*** Dataset records
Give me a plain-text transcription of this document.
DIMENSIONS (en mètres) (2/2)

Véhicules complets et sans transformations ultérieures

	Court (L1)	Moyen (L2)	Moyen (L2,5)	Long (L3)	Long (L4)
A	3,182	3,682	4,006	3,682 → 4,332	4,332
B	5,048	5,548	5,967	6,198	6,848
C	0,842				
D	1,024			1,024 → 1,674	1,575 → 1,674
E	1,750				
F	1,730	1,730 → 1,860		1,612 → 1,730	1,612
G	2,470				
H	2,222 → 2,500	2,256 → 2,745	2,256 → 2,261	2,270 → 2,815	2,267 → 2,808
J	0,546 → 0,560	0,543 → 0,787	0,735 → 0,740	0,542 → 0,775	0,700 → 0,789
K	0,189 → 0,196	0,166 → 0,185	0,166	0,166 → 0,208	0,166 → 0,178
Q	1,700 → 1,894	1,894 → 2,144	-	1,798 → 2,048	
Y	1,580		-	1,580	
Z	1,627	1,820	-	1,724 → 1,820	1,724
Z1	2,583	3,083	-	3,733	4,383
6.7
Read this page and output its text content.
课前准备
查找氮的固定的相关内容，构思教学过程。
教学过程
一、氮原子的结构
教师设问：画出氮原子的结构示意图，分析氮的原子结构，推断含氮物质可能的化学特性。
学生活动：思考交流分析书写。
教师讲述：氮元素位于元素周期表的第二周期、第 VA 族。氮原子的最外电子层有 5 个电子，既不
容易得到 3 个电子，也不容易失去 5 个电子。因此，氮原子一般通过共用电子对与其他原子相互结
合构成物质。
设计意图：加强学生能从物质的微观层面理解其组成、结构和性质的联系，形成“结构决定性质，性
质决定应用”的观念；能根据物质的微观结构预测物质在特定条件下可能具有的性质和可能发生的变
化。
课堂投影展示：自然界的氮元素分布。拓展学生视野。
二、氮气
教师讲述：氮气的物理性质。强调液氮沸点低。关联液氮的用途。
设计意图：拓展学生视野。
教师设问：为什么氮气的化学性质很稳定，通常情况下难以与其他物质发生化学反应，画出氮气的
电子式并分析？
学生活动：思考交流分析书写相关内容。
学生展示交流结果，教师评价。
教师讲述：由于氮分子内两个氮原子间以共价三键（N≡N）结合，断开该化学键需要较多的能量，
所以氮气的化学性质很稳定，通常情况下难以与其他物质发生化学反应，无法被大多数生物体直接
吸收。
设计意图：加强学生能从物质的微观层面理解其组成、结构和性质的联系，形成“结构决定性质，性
******
Exercise
Copy out each line of the listing that holds "教师设问".

Output for this exercise
教师设问：画出氮原子的结构示意图，分析氮的原子结构，推断含氮物质可能的化学特性。
教师设问：为什么氮气的化学性质很稳定，通常情况下难以与其他物质发生化学反应，画出氮气的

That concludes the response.